▶ **EXERCISE INSTRUCTIONS**
Write out all of the data without omission, exactly as shown.

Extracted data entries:
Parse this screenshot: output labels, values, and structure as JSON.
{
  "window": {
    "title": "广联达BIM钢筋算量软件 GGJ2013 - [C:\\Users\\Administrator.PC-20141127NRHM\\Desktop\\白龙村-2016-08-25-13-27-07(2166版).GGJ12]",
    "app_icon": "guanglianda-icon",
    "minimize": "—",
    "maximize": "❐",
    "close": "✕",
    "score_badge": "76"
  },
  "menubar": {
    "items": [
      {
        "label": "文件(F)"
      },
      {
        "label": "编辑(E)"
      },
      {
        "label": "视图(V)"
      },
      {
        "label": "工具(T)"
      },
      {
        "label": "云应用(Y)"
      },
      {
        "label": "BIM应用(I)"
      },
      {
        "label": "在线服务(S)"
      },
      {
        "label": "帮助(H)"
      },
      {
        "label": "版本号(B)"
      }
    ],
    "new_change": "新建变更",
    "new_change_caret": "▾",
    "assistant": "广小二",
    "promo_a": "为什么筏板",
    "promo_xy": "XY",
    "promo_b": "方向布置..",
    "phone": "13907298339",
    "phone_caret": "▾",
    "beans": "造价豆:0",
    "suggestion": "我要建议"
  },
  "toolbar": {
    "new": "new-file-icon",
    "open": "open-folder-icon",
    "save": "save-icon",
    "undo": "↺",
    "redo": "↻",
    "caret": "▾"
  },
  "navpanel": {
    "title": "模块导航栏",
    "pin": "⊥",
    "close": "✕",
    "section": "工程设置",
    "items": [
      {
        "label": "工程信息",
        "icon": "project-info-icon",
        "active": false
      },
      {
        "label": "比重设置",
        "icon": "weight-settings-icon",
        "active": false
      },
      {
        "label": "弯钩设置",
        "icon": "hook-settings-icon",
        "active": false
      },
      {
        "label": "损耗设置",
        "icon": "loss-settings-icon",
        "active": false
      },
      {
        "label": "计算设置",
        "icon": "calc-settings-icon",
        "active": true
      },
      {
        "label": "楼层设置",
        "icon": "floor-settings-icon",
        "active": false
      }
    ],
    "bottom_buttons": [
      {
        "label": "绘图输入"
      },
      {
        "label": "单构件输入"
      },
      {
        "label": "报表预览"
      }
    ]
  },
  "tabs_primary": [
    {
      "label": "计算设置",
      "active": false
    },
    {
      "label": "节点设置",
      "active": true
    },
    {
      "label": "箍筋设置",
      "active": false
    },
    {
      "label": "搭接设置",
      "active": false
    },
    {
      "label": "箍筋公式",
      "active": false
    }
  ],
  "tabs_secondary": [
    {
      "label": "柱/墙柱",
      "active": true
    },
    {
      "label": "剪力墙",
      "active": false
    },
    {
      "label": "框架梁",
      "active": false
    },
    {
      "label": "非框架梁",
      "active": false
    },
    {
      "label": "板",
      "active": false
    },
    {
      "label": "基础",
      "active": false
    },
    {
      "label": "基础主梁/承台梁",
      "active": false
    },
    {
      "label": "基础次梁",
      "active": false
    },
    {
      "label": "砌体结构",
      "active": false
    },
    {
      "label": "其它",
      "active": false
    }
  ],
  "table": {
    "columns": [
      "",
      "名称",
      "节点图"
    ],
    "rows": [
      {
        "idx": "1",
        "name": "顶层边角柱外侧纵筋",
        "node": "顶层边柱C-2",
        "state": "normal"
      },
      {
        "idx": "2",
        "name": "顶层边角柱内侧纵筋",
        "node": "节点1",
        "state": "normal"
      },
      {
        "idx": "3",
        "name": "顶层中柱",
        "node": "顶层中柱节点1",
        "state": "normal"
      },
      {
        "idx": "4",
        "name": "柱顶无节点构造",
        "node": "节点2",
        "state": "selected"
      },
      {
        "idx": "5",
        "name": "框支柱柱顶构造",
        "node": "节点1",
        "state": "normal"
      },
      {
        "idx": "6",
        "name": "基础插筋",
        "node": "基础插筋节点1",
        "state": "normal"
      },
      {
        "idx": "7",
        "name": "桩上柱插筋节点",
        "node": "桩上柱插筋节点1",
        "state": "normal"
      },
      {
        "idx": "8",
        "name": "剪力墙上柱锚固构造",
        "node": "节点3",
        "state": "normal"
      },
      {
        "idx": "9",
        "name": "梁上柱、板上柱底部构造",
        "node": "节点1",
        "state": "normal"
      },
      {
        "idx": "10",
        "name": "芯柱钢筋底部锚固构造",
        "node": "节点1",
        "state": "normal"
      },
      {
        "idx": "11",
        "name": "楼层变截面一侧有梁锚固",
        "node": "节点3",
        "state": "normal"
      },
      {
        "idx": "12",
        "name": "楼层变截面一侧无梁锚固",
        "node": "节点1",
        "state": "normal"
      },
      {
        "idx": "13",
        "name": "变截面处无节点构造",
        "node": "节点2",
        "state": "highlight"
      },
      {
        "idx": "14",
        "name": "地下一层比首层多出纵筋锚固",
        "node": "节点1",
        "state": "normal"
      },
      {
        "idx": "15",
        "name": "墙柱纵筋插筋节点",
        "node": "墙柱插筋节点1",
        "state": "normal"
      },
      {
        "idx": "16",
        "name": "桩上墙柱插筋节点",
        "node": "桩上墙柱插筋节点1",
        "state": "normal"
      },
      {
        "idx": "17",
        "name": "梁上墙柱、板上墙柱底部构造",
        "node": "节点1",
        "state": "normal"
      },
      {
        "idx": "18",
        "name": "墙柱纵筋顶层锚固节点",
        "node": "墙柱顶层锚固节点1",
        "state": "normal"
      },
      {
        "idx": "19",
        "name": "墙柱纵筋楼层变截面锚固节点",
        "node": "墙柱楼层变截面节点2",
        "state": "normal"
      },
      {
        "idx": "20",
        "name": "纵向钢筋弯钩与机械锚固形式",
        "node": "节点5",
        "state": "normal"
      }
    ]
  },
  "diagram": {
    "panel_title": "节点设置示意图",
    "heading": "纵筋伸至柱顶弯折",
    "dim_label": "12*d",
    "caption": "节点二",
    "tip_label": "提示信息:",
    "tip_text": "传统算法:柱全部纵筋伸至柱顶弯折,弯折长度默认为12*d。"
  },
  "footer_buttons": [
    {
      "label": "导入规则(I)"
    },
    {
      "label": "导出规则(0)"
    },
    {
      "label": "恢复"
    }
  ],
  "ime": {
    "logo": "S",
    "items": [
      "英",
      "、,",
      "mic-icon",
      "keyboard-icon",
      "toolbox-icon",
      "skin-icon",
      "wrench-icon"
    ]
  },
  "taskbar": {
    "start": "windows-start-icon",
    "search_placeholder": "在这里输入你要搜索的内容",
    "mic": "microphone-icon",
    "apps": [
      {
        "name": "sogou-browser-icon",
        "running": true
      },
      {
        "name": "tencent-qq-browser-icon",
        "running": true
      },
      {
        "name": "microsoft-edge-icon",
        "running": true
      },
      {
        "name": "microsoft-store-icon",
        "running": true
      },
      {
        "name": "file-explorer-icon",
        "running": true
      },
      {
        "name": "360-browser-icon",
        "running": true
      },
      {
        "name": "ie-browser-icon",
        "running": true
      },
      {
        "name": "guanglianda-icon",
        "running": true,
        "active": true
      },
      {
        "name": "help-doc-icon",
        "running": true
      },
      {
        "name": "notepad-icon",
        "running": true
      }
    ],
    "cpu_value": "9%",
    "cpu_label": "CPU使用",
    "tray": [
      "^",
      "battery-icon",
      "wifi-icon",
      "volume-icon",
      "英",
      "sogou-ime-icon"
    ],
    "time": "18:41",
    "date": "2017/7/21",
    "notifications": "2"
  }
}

▶ **REPLY TO THE TASK**
Parse this screenshot: output labels, values, and structure as JSON.
{
  "window": {
    "title": "广联达BIM钢筋算量软件 GGJ2013 - [C:\\Users\\Administrator.PC-20141127NRHM\\Desktop\\白龙村-2016-08-25-13-27-07(2166版).GGJ12]",
    "app_icon": "guanglianda-icon",
    "minimize": "—",
    "maximize": "❐",
    "close": "✕",
    "score_badge": "76"
  },
  "menubar": {
    "items": [
      {
        "label": "文件(F)"
      },
      {
        "label": "编辑(E)"
      },
      {
        "label": "视图(V)"
      },
      {
        "label": "工具(T)"
      },
      {
        "label": "云应用(Y)"
      },
      {
        "label": "BIM应用(I)"
      },
      {
        "label": "在线服务(S)"
      },
      {
        "label": "帮助(H)"
      },
      {
        "label": "版本号(B)"
      }
    ],
    "new_change": "新建变更",
    "new_change_caret": "▾",
    "assistant": "广小二",
    "promo_a": "为什么筏板",
    "promo_xy": "XY",
    "promo_b": "方向布置..",
    "phone": "13907298339",
    "phone_caret": "▾",
    "beans": "造价豆:0",
    "suggestion": "我要建议"
  },
  "toolbar": {
    "new": "new-file-icon",
    "open": "open-folder-icon",
    "save": "save-icon",
    "undo": "↺",
    "redo": "↻",
    "caret": "▾"
  },
  "navpanel": {
    "title": "模块导航栏",
    "pin": "⊥",
    "close": "✕",
    "section": "工程设置",
    "items": [
      {
        "label": "工程信息",
        "icon": "project-info-icon",
        "active": false
      },
      {
        "label": "比重设置",
        "icon": "weight-settings-icon",
        "active": false
      },
      {
        "label": "弯钩设置",
        "icon": "hook-settings-icon",
        "active": false
      },
      {
        "label": "损耗设置",
        "icon": "loss-settings-icon",
        "active": false
      },
      {
        "label": "计算设置",
        "icon": "calc-settings-icon",
        "active": true
      },
      {
        "label": "楼层设置",
        "icon": "floor-settings-icon",
        "active": false
      }
    ],
    "bottom_buttons": [
      {
        "label": "绘图输入"
      },
      {
        "label": "单构件输入"
      },
      {
        "label": "报表预览"
      }
    ]
  },
  "tabs_primary": [
    {
      "label": "计算设置",
      "active": false
    },
    {
      "label": "节点设置",
      "active": true
    },
    {
      "label": "箍筋设置",
      "active": false
    },
    {
      "label": "搭接设置",
      "active": false
    },
    {
      "label": "箍筋公式",
      "active": false
    }
  ],
  "tabs_secondary": [
    {
      "label": "柱/墙柱",
      "active": true
    },
    {
      "label": "剪力墙",
      "active": false
    },
    {
      "label": "框架梁",
      "active": false
    },
    {
      "label": "非框架梁",
      "active": false
    },
    {
      "label": "板",
      "active": false
    },
    {
      "label": "基础",
      "active": false
    },
    {
      "label": "基础主梁/承台梁",
      "active": false
    },
    {
      "label": "基础次梁",
      "active": false
    },
    {
      "label": "砌体结构",
      "active": false
    },
    {
      "label": "其它",
      "active": false
    }
  ],
  "table": {
    "columns": [
      "",
      "名称",
      "节点图"
    ],
    "rows": [
      {
        "idx": "1",
        "name": "顶层边角柱外侧纵筋",
        "node": "顶层边柱C-2",
        "state": "normal"
      },
      {
        "idx": "2",
        "name": "顶层边角柱内侧纵筋",
        "node": "节点1",
        "state": "normal"
      },
      {
        "idx": "3",
        "name": "顶层中柱",
        "node": "顶层中柱节点1",
        "state": "normal"
      },
      {
        "idx": "4",
        "name": "柱顶无节点构造",
        "node": "节点2",
        "state": "selected"
      },
      {
        "idx": "5",
        "name": "框支柱柱顶构造",
        "node": "节点1",
        "state": "normal"
      },
      {
        "idx": "6",
        "name": "基础插筋",
        "node": "基础插筋节点1",
        "state": "normal"
      },
      {
        "idx": "7",
        "name": "桩上柱插筋节点",
        "node": "桩上柱插筋节点1",
        "state": "normal"
      },
      {
        "idx": "8",
        "name": "剪力墙上柱锚固构造",
        "node": "节点3",
        "state": "normal"
      },
      {
        "idx": "9",
        "name": "梁上柱、板上柱底部构造",
        "node": "节点1",
        "state": "normal"
      },
      {
        "idx": "10",
        "name": "芯柱钢筋底部锚固构造",
        "node": "节点1",
        "state": "normal"
      },
      {
        "idx": "11",
        "name": "楼层变截面一侧有梁锚固",
        "node": "节点3",
        "state": "normal"
      },
      {
        "idx": "12",
        "name": "楼层变截面一侧无梁锚固",
        "node": "节点1",
        "state": "normal"
      },
      {
        "idx": "13",
        "name": "变截面处无节点构造",
        "node": "节点2",
        "state": "highlight"
      },
      {
        "idx": "14",
        "name": "地下一层比首层多出纵筋锚固",
        "node": "节点1",
        "state": "normal"
      },
      {
        "idx": "15",
        "name": "墙柱纵筋插筋节点",
        "node": "墙柱插筋节点1",
        "state": "normal"
      },
      {
        "idx": "16",
        "name": "桩上墙柱插筋节点",
        "node": "桩上墙柱插筋节点1",
        "state": "normal"
      },
      {
        "idx": "17",
        "name": "梁上墙柱、板上墙柱底部构造",
        "node": "节点1",
        "state": "normal"
      },
      {
        "idx": "18",
        "name": "墙柱纵筋顶层锚固节点",
        "node": "墙柱顶层锚固节点1",
        "state": "normal"
      },
      {
        "idx": "19",
        "name": "墙柱纵筋楼层变截面锚固节点",
        "node": "墙柱楼层变截面节点2",
        "state": "normal"
      },
      {
        "idx": "20",
        "name": "纵向钢筋弯钩与机械锚固形式",
        "node": "节点5",
        "state": "normal"
      }
    ]
  },
  "diagram": {
    "panel_title": "节点设置示意图",
    "heading": "纵筋伸至柱顶弯折",
    "dim_label": "12*d",
    "caption": "节点二",
    "tip_label": "提示信息:",
    "tip_text": "传统算法:柱全部纵筋伸至柱顶弯折,弯折长度默认为12*d。"
  },
  "footer_buttons": [
    {
      "label": "导入规则(I)"
    },
    {
      "label": "导出规则(0)"
    },
    {
      "label": "恢复"
    }
  ],
  "ime": {
    "logo": "S",
    "items": [
      "英",
      "、,",
      "mic-icon",
      "keyboard-icon",
      "toolbox-icon",
      "skin-icon",
      "wrench-icon"
    ]
  },
  "taskbar": {
    "start": "windows-start-icon",
    "search_placeholder": "在这里输入你要搜索的内容",
    "mic": "microphone-icon",
    "apps": [
      {
        "name": "sogou-browser-icon",
        "running": true
      },
      {
        "name": "tencent-qq-browser-icon",
        "running": true
      },
      {
        "name": "microsoft-edge-icon",
        "running": true
      },
      {
        "name": "microsoft-store-icon",
        "running": true
      },
      {
        "name": "file-explorer-icon",
        "running": true
      },
      {
        "name": "360-browser-icon",
        "running": true
      },
      {
        "name": "ie-browser-icon",
        "running": true
      },
      {
        "name": "guanglianda-icon",
        "running": true,
        "active": true
      },
      {
        "name": "help-doc-icon",
        "running": true
      },
      {
        "name": "notepad-icon",
        "running": true
      }
    ],
    "cpu_value": "9%",
    "cpu_label": "CPU使用",
    "tray": [
      "^",
      "battery-icon",
      "wifi-icon",
      "volume-icon",
      "英",
      "sogou-ime-icon"
    ],
    "time": "18:41",
    "date": "2017/7/21",
    "notifications": "2"
  }
}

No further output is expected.